-- start of Provided data --
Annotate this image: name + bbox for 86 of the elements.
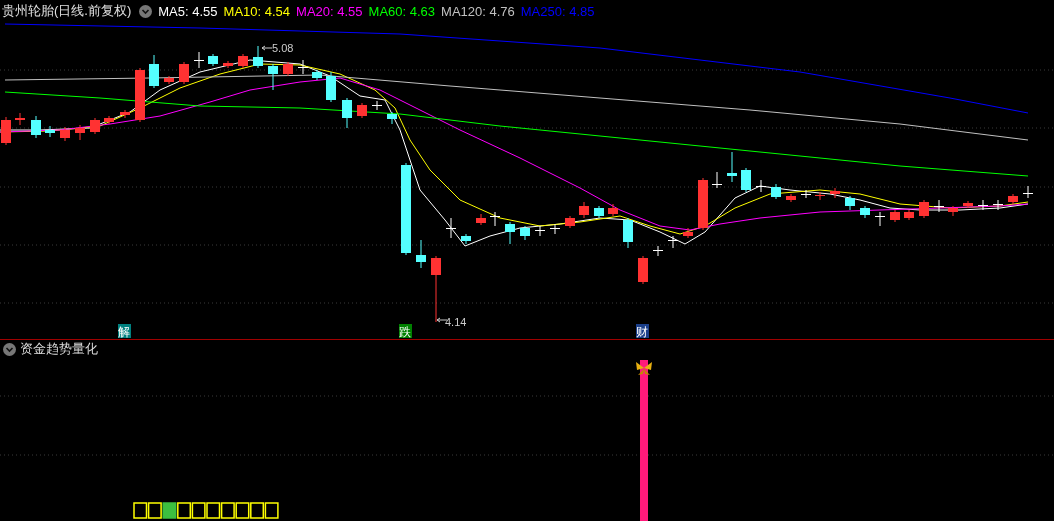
candlestick xyxy=(727,151,737,183)
candlestick xyxy=(104,115,114,125)
candlestick xyxy=(416,239,426,269)
moving-average-label: MA120: 4.76 xyxy=(441,3,515,19)
candlestick xyxy=(698,177,708,231)
candlestick xyxy=(919,199,929,219)
chevron-down-icon[interactable] xyxy=(139,4,153,18)
candlestick xyxy=(550,223,560,235)
candlestick xyxy=(786,193,796,203)
candlestick xyxy=(208,53,218,67)
moving-average-label: MA5: 4.55 xyxy=(158,3,218,19)
signal-marker: 解 xyxy=(118,324,131,339)
candlestick xyxy=(608,203,618,217)
candlestick xyxy=(149,54,159,89)
candlestick xyxy=(978,199,988,211)
candlestick xyxy=(653,245,663,257)
candlestick xyxy=(505,221,515,245)
candlestick xyxy=(860,205,870,219)
candlestick xyxy=(223,60,233,69)
candlestick xyxy=(1008,193,1018,205)
chevron-down-icon[interactable] xyxy=(3,342,16,356)
candlestick xyxy=(431,255,441,323)
candlestick xyxy=(120,109,130,119)
candlestick xyxy=(771,183,781,200)
indicator-title: 资金趋势量化 xyxy=(20,340,98,358)
candlestick xyxy=(312,69,322,81)
candlestick xyxy=(164,75,174,85)
candlestick xyxy=(15,112,25,126)
candlestick xyxy=(238,53,248,69)
candlestick xyxy=(594,205,604,219)
candlestick xyxy=(342,97,352,129)
candlestick xyxy=(668,235,678,249)
candlestick xyxy=(934,199,944,213)
candlestick xyxy=(253,45,263,69)
moving-average-label: MA250: 4.85 xyxy=(520,3,595,19)
signal-marker: 财 xyxy=(636,324,649,339)
candlestick xyxy=(638,255,648,285)
candlestick xyxy=(815,191,825,201)
moving-average-label: MA20: 4.55 xyxy=(296,3,363,19)
moving-average-label: MA10: 4.54 xyxy=(223,3,291,19)
candlestick xyxy=(75,124,85,141)
signal-marker: 跌 xyxy=(399,324,412,339)
butterfly-icon xyxy=(636,362,652,375)
candlestick xyxy=(283,61,293,77)
candlestick xyxy=(372,100,382,111)
leader-line xyxy=(261,45,273,51)
candlestick xyxy=(268,63,278,91)
candlestick xyxy=(565,215,575,229)
candlestick xyxy=(1,116,11,146)
stock-title: 贵州轮胎(日线.前复权) xyxy=(2,2,132,20)
candlestick xyxy=(1023,185,1033,199)
candlestick xyxy=(756,179,766,193)
candlestick xyxy=(535,225,545,237)
candlestick xyxy=(135,67,145,123)
candlestick xyxy=(520,225,530,241)
candlestick xyxy=(948,205,958,217)
candlestick xyxy=(60,126,70,142)
candlestick xyxy=(490,211,500,227)
candlestick xyxy=(963,200,973,209)
candlestick xyxy=(623,217,633,249)
candlestick xyxy=(357,102,367,119)
candlestick xyxy=(461,233,471,245)
candlestick xyxy=(830,187,840,199)
candlestick xyxy=(579,201,589,219)
candlestick xyxy=(741,167,751,193)
moving-average-label: MA60: 4.63 xyxy=(368,3,436,19)
price-label: 4.14 xyxy=(445,316,467,328)
candlestick xyxy=(875,211,885,227)
candlestick xyxy=(446,217,456,239)
candlestick xyxy=(179,61,189,85)
candlestick xyxy=(45,125,55,138)
candlestick xyxy=(712,171,722,189)
candlestick xyxy=(845,195,855,211)
candlestick xyxy=(298,59,308,75)
candlestick xyxy=(194,51,204,69)
candlestick xyxy=(326,71,336,103)
candlestick xyxy=(801,189,811,199)
candlestick xyxy=(904,209,914,221)
candlestick xyxy=(476,213,486,226)
candlestick xyxy=(90,117,100,135)
candlestick xyxy=(993,199,1003,211)
price-label: 5.08 xyxy=(272,42,294,54)
candlestick xyxy=(31,115,41,139)
candlestick xyxy=(890,209,900,223)
candlestick xyxy=(387,111,397,125)
candlestick xyxy=(683,227,693,239)
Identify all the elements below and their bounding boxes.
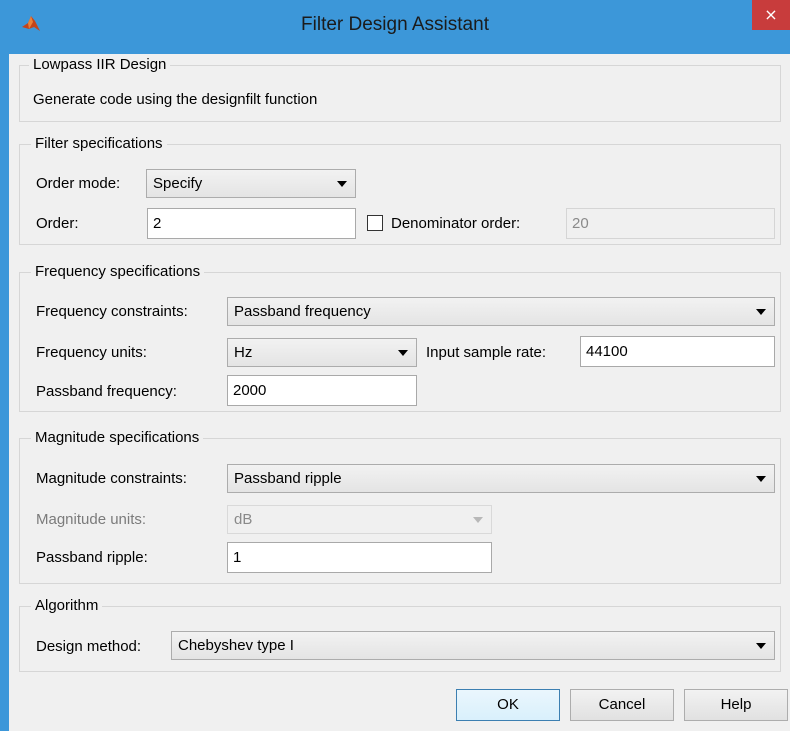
design-method-value: Chebyshev type I [178,637,294,654]
order-value: 2 [153,215,162,232]
passband-ripple-label: Passband ripple: [36,549,148,566]
chevron-down-icon [756,476,766,482]
chevron-down-icon [756,643,766,649]
denominator-order-checkbox[interactable] [367,215,383,231]
frequency-units-select[interactable]: Hz [227,338,417,367]
frequency-constraints-select[interactable]: Passband frequency [227,297,775,326]
dialog-body: Lowpass IIR Design Generate code using t… [9,54,790,731]
title-bar[interactable]: Filter Design Assistant × [0,0,790,54]
magnitude-units-select: dB [227,505,492,534]
cancel-button[interactable]: Cancel [570,689,674,721]
magnitude-constraints-label: Magnitude constraints: [36,470,187,487]
close-button[interactable]: × [752,0,790,30]
chevron-down-icon [473,517,483,523]
order-mode-label: Order mode: [36,175,121,192]
input-sample-rate-input[interactable]: 44100 [580,336,775,367]
frequency-units-label: Frequency units: [36,344,147,361]
design-type-title: Lowpass IIR Design [29,56,171,74]
frequency-specifications-title: Frequency specifications [31,263,205,281]
chevron-down-icon [756,309,766,315]
input-sample-rate-value: 44100 [586,343,628,360]
denominator-order-input: 20 [566,208,775,239]
chevron-down-icon [398,350,408,356]
magnitude-constraints-select[interactable]: Passband ripple [227,464,775,493]
magnitude-units-value: dB [234,511,253,528]
design-method-label: Design method: [36,638,142,655]
denominator-order-value: 20 [572,215,589,232]
passband-frequency-input[interactable]: 2000 [227,375,417,406]
passband-ripple-input[interactable]: 1 [227,542,492,573]
input-sample-rate-label: Input sample rate: [426,344,547,361]
passband-frequency-value: 2000 [233,382,267,399]
help-button[interactable]: Help [684,689,788,721]
dialog-window: Filter Design Assistant × Lowpass IIR De… [0,0,790,731]
design-description: Generate code using the designfilt funct… [33,91,318,108]
passband-frequency-label: Passband frequency: [36,383,177,400]
order-input[interactable]: 2 [147,208,356,239]
design-method-select[interactable]: Chebyshev type I [171,631,775,660]
order-mode-select[interactable]: Specify [146,169,356,198]
chevron-down-icon [337,181,347,187]
frequency-units-value: Hz [234,344,253,361]
denominator-order-label: Denominator order: [391,215,521,232]
magnitude-specifications-title: Magnitude specifications [31,429,204,447]
order-mode-value: Specify [153,175,203,192]
order-label: Order: [36,215,79,232]
filter-specifications-title: Filter specifications [31,135,167,153]
ok-button[interactable]: OK [456,689,560,721]
algorithm-title: Algorithm [31,597,103,615]
magnitude-units-label: Magnitude units: [36,511,147,528]
frequency-constraints-label: Frequency constraints: [36,303,188,320]
window-title: Filter Design Assistant [301,14,489,35]
magnitude-constraints-value: Passband ripple [234,470,342,487]
passband-ripple-value: 1 [233,549,242,566]
frequency-constraints-value: Passband frequency [234,303,371,320]
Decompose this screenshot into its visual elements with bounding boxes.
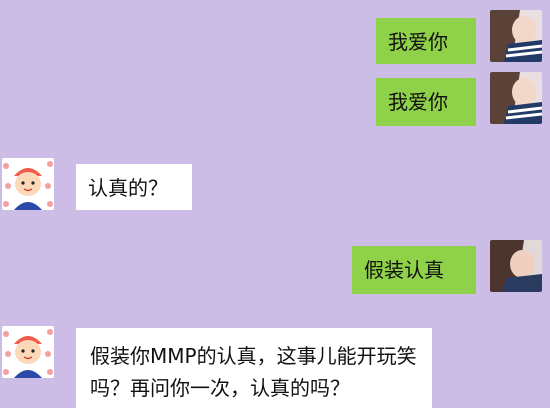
-- end of Provided data --
# Requirement
Copy every one of the records above word for word, leaving out the pictures.

# The output
Annotate this image: name + bbox for 86 of the elements.
candlestick xyxy=(727,151,737,183)
candlestick xyxy=(104,115,114,125)
candlestick xyxy=(416,239,426,269)
moving-average-label: MA120: 4.76 xyxy=(441,3,515,19)
candlestick xyxy=(698,177,708,231)
candlestick xyxy=(919,199,929,219)
chevron-down-icon[interactable] xyxy=(139,4,153,18)
candlestick xyxy=(550,223,560,235)
candlestick xyxy=(786,193,796,203)
candlestick xyxy=(208,53,218,67)
moving-average-label: MA5: 4.55 xyxy=(158,3,218,19)
signal-marker: 解 xyxy=(118,324,131,339)
candlestick xyxy=(608,203,618,217)
candlestick xyxy=(149,54,159,89)
candlestick xyxy=(978,199,988,211)
candlestick xyxy=(653,245,663,257)
candlestick xyxy=(505,221,515,245)
candlestick xyxy=(860,205,870,219)
candlestick xyxy=(223,60,233,69)
candlestick xyxy=(1008,193,1018,205)
chevron-down-icon[interactable] xyxy=(3,342,16,356)
candlestick xyxy=(431,255,441,323)
candlestick xyxy=(120,109,130,119)
candlestick xyxy=(771,183,781,200)
indicator-title: 资金趋势量化 xyxy=(20,340,98,358)
candlestick xyxy=(312,69,322,81)
candlestick xyxy=(164,75,174,85)
candlestick xyxy=(15,112,25,126)
candlestick xyxy=(238,53,248,69)
candlestick xyxy=(594,205,604,219)
candlestick xyxy=(342,97,352,129)
candlestick xyxy=(668,235,678,249)
candlestick xyxy=(934,199,944,213)
candlestick xyxy=(253,45,263,69)
moving-average-label: MA250: 4.85 xyxy=(520,3,595,19)
signal-marker: 财 xyxy=(636,324,649,339)
candlestick xyxy=(638,255,648,285)
candlestick xyxy=(815,191,825,201)
moving-average-label: MA20: 4.55 xyxy=(296,3,363,19)
moving-average-label: MA10: 4.54 xyxy=(223,3,291,19)
candlestick xyxy=(75,124,85,141)
signal-marker: 跌 xyxy=(399,324,412,339)
butterfly-icon xyxy=(636,362,652,375)
candlestick xyxy=(283,61,293,77)
candlestick xyxy=(372,100,382,111)
leader-line xyxy=(261,45,273,51)
candlestick xyxy=(268,63,278,91)
candlestick xyxy=(565,215,575,229)
candlestick xyxy=(1,116,11,146)
stock-title: 贵州轮胎(日线.前复权) xyxy=(2,2,132,20)
candlestick xyxy=(1023,185,1033,199)
candlestick xyxy=(756,179,766,193)
candlestick xyxy=(535,225,545,237)
candlestick xyxy=(135,67,145,123)
candlestick xyxy=(520,225,530,241)
candlestick xyxy=(948,205,958,217)
candlestick xyxy=(60,126,70,142)
candlestick xyxy=(490,211,500,227)
candlestick xyxy=(963,200,973,209)
candlestick xyxy=(623,217,633,249)
candlestick xyxy=(357,102,367,119)
candlestick xyxy=(461,233,471,245)
candlestick xyxy=(830,187,840,199)
candlestick xyxy=(579,201,589,219)
candlestick xyxy=(741,167,751,193)
moving-average-label: MA60: 4.63 xyxy=(368,3,436,19)
price-label: 4.14 xyxy=(445,316,467,328)
candlestick xyxy=(875,211,885,227)
candlestick xyxy=(446,217,456,239)
candlestick xyxy=(179,61,189,85)
candlestick xyxy=(45,125,55,138)
candlestick xyxy=(712,171,722,189)
candlestick xyxy=(845,195,855,211)
candlestick xyxy=(298,59,308,75)
candlestick xyxy=(194,51,204,69)
candlestick xyxy=(326,71,336,103)
candlestick xyxy=(801,189,811,199)
candlestick xyxy=(904,209,914,221)
candlestick xyxy=(476,213,486,226)
candlestick xyxy=(90,117,100,135)
candlestick xyxy=(993,199,1003,211)
price-label: 5.08 xyxy=(272,42,294,54)
candlestick xyxy=(31,115,41,139)
candlestick xyxy=(890,209,900,223)
candlestick xyxy=(387,111,397,125)
candlestick xyxy=(683,227,693,239)
Identify all the elements below and their bounding boxes.
design-method-value: Chebyshev type I [178,637,294,654]
order-value: 2 [153,215,162,232]
passband-ripple-label: Passband ripple: [36,549,148,566]
chevron-down-icon [756,476,766,482]
chevron-down-icon [756,643,766,649]
denominator-order-checkbox[interactable] [367,215,383,231]
frequency-units-select[interactable]: Hz [227,338,417,367]
frequency-constraints-select[interactable]: Passband frequency [227,297,775,326]
dialog-body: Lowpass IIR Design Generate code using t… [9,54,790,731]
title-bar[interactable]: Filter Design Assistant × [0,0,790,54]
magnitude-units-select: dB [227,505,492,534]
cancel-button[interactable]: Cancel [570,689,674,721]
magnitude-constraints-label: Magnitude constraints: [36,470,187,487]
close-button[interactable]: × [752,0,790,30]
chevron-down-icon [473,517,483,523]
order-mode-label: Order mode: [36,175,121,192]
input-sample-rate-input[interactable]: 44100 [580,336,775,367]
frequency-units-label: Frequency units: [36,344,147,361]
design-type-title: Lowpass IIR Design [29,56,171,74]
frequency-specifications-title: Frequency specifications [31,263,205,281]
chevron-down-icon [756,309,766,315]
input-sample-rate-value: 44100 [586,343,628,360]
denominator-order-input: 20 [566,208,775,239]
chevron-down-icon [398,350,408,356]
magnitude-constraints-select[interactable]: Passband ripple [227,464,775,493]
magnitude-units-value: dB [234,511,253,528]
design-method-label: Design method: [36,638,142,655]
denominator-order-value: 20 [572,215,589,232]
passband-frequency-input[interactable]: 2000 [227,375,417,406]
passband-ripple-input[interactable]: 1 [227,542,492,573]
input-sample-rate-label: Input sample rate: [426,344,547,361]
passband-frequency-value: 2000 [233,382,267,399]
help-button[interactable]: Help [684,689,788,721]
dialog-window: Filter Design Assistant × Lowpass IIR De… [0,0,790,731]
design-description: Generate code using the designfilt funct… [33,91,318,108]
passband-frequency-label: Passband frequency: [36,383,177,400]
order-input[interactable]: 2 [147,208,356,239]
design-method-select[interactable]: Chebyshev type I [171,631,775,660]
order-mode-select[interactable]: Specify [146,169,356,198]
chevron-down-icon [337,181,347,187]
frequency-units-value: Hz [234,344,253,361]
denominator-order-label: Denominator order: [391,215,521,232]
magnitude-specifications-title: Magnitude specifications [31,429,204,447]
order-mode-value: Specify [153,175,203,192]
order-label: Order: [36,215,79,232]
filter-specifications-title: Filter specifications [31,135,167,153]
ok-button[interactable]: OK [456,689,560,721]
algorithm-title: Algorithm [31,597,103,615]
magnitude-units-label: Magnitude units: [36,511,147,528]
frequency-constraints-label: Frequency constraints: [36,303,188,320]
window-title: Filter Design Assistant [301,14,489,35]
magnitude-constraints-value: Passband ripple [234,470,342,487]
passband-ripple-value: 1 [233,549,242,566]
frequency-constraints-value: Passband frequency [234,303,371,320]
Decompose this screenshot into its visual elements with bounding boxes.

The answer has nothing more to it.